• **What to work on**:
Omit the pictures from the entries below and retype everything else exactly.

• **Listing**:
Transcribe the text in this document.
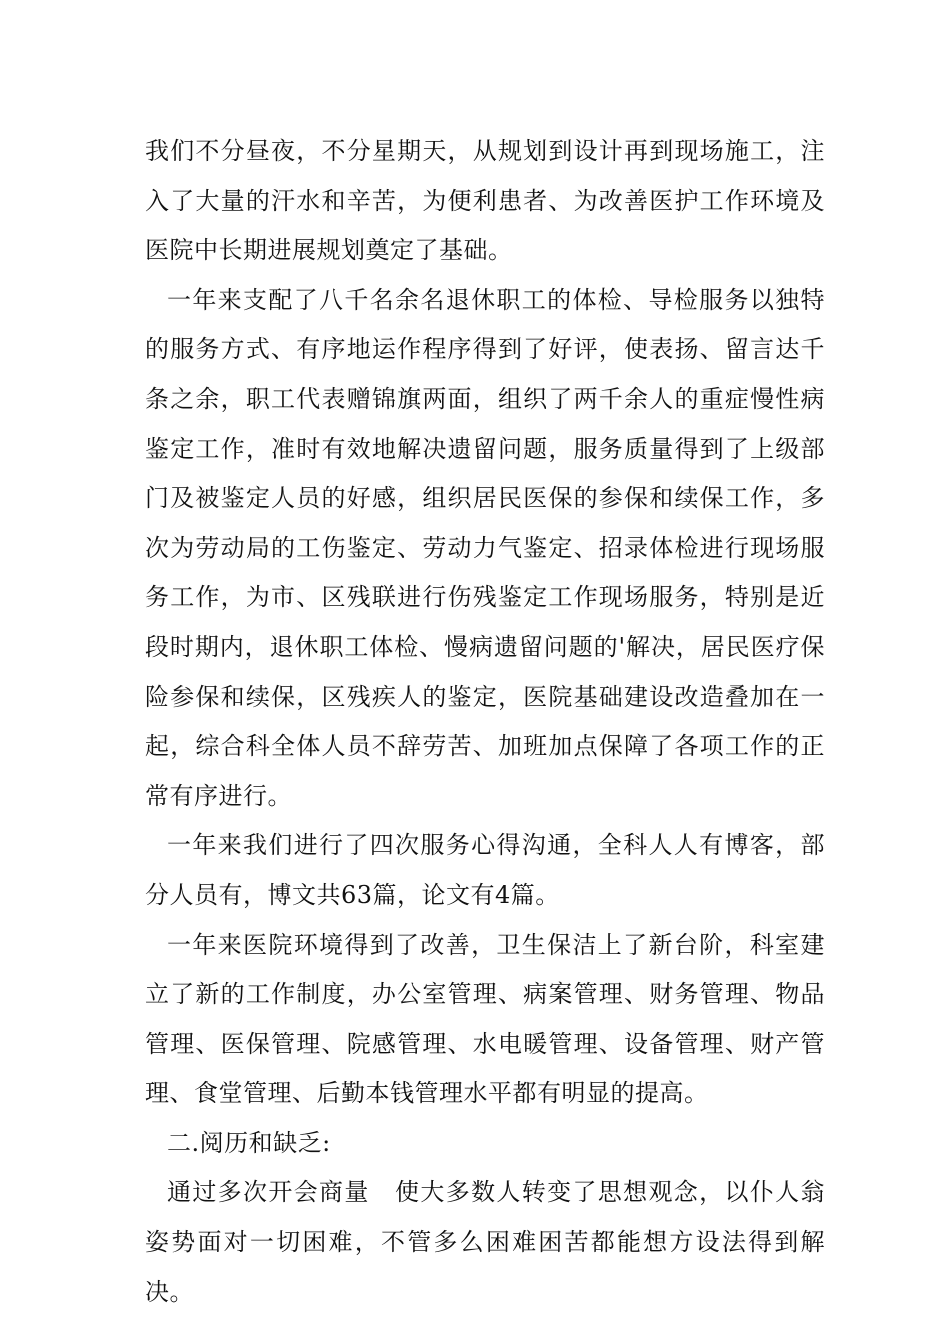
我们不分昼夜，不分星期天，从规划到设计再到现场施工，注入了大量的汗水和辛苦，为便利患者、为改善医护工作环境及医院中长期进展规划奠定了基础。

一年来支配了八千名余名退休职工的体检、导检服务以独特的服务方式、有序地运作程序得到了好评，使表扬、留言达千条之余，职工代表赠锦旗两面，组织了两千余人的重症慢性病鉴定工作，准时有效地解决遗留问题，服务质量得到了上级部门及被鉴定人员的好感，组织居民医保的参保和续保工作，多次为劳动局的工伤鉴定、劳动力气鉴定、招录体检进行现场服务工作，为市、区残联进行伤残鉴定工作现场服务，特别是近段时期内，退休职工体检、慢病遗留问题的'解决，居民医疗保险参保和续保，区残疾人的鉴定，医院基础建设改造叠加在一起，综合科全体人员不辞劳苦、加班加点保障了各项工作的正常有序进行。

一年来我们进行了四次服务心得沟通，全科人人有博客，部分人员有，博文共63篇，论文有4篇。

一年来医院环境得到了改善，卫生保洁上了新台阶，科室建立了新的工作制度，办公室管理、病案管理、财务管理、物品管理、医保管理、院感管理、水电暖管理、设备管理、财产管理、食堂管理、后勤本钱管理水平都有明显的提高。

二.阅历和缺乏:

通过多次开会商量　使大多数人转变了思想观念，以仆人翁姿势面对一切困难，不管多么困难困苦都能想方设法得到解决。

• **Result for this exercise**:
Transcribe the text in this document.
我们不分昼夜，不分星期天，从规划到设计再到现场施工，注入了大量的汗水和辛苦，为便利患者、为改善医护工作环境及医院中长期进展规划奠定了基础。

一年来支配了八千名余名退休职工的体检、导检服务以独特的服务方式、有序地运作程序得到了好评，使表扬、留言达千条之余，职工代表赠锦旗两面，组织了两千余人的重症慢性病鉴定工作，准时有效地解决遗留问题，服务质量得到了上级部门及被鉴定人员的好感，组织居民医保的参保和续保工作，多次为劳动局的工伤鉴定、劳动力气鉴定、招录体检进行现场服务工作，为市、区残联进行伤残鉴定工作现场服务，特别是近段时期内，退休职工体检、慢病遗留问题的'解决，居民医疗保险参保和续保，区残疾人的鉴定，医院基础建设改造叠加在一起，综合科全体人员不辞劳苦、加班加点保障了各项工作的正常有序进行。

一年来我们进行了四次服务心得沟通，全科人人有博客，部分人员有，博文共63篇，论文有4篇。

一年来医院环境得到了改善，卫生保洁上了新台阶，科室建立了新的工作制度，办公室管理、病案管理、财务管理、物品管理、医保管理、院感管理、水电暖管理、设备管理、财产管理、食堂管理、后勤本钱管理水平都有明显的提高。

二.阅历和缺乏:

通过多次开会商量　使大多数人转变了思想观念，以仆人翁姿势面对一切困难，不管多么困难困苦都能想方设法得到解决。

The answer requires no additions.